WHAT IS REQUIRED » Skip every image and restate the data word for word.

(Dataset entries)
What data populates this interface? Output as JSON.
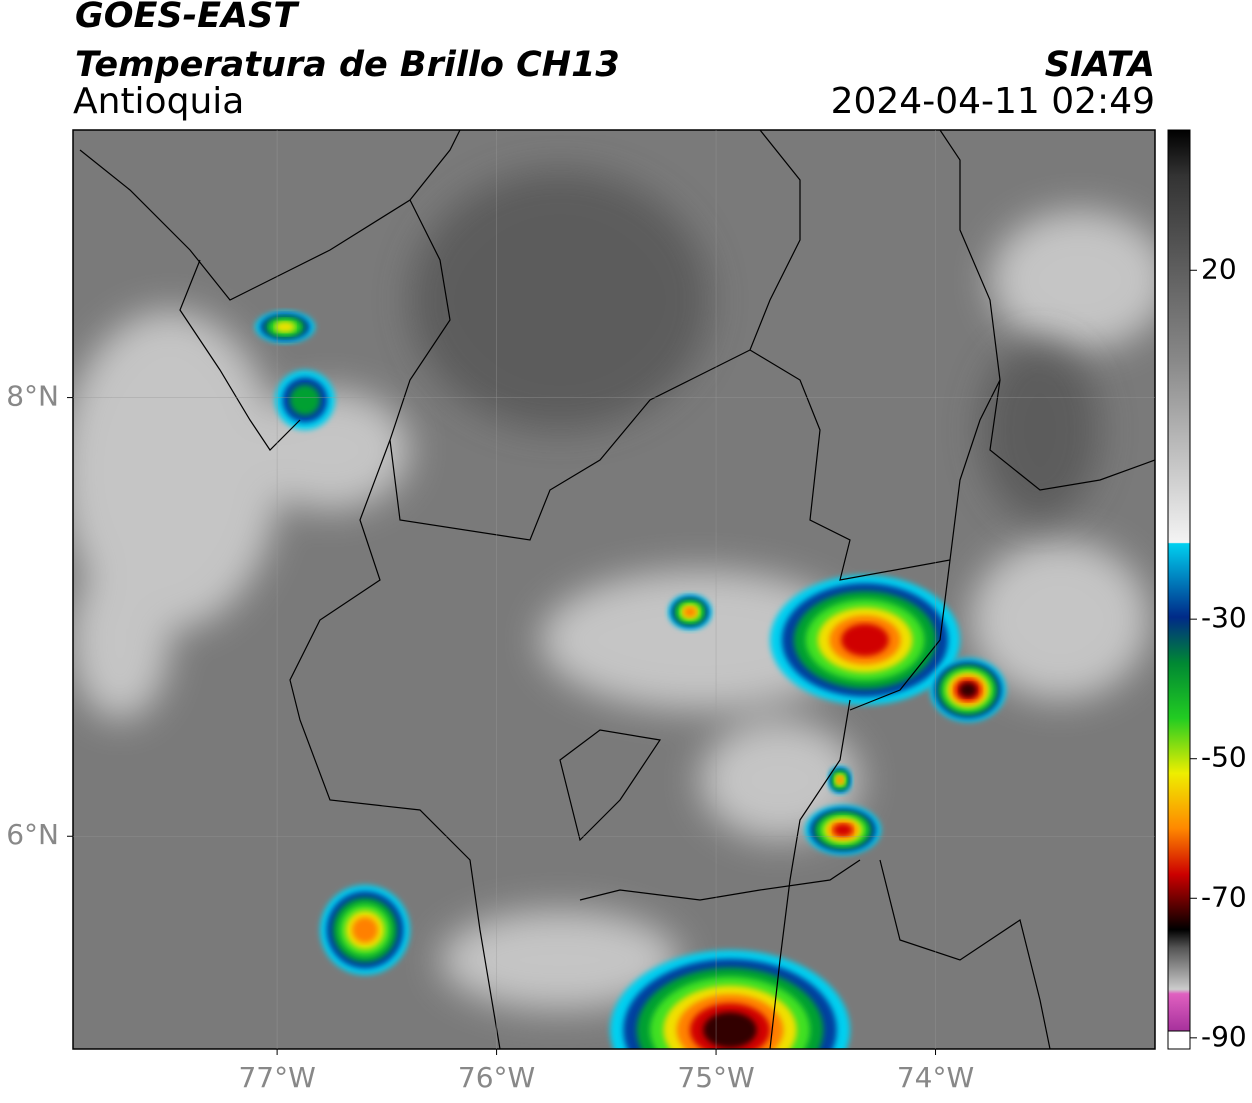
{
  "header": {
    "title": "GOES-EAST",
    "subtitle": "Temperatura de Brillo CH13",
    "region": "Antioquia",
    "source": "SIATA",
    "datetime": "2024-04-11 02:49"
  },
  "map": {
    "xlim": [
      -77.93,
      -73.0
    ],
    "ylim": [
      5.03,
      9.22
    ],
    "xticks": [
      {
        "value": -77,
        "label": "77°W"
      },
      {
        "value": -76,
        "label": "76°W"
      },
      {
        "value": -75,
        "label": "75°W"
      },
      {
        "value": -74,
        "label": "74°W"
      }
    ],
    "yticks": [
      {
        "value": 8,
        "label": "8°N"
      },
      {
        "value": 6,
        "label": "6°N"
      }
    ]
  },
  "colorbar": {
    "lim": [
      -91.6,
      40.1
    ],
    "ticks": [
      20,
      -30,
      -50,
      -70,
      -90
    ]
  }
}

RESULT OF THE TASK »
What data populates this interface? Output as JSON.
{
  "header": {
    "title": "GOES-EAST",
    "subtitle": "Temperatura de Brillo CH13",
    "region": "Antioquia",
    "source": "SIATA",
    "datetime": "2024-04-11 02:49"
  },
  "map": {
    "xlim": [
      -77.93,
      -73.0
    ],
    "ylim": [
      5.03,
      9.22
    ],
    "xticks": [
      {
        "value": -77,
        "label": "77°W"
      },
      {
        "value": -76,
        "label": "76°W"
      },
      {
        "value": -75,
        "label": "75°W"
      },
      {
        "value": -74,
        "label": "74°W"
      }
    ],
    "yticks": [
      {
        "value": 8,
        "label": "8°N"
      },
      {
        "value": 6,
        "label": "6°N"
      }
    ]
  },
  "colorbar": {
    "lim": [
      -91.6,
      40.1
    ],
    "ticks": [
      20,
      -30,
      -50,
      -70,
      -90
    ]
  }
}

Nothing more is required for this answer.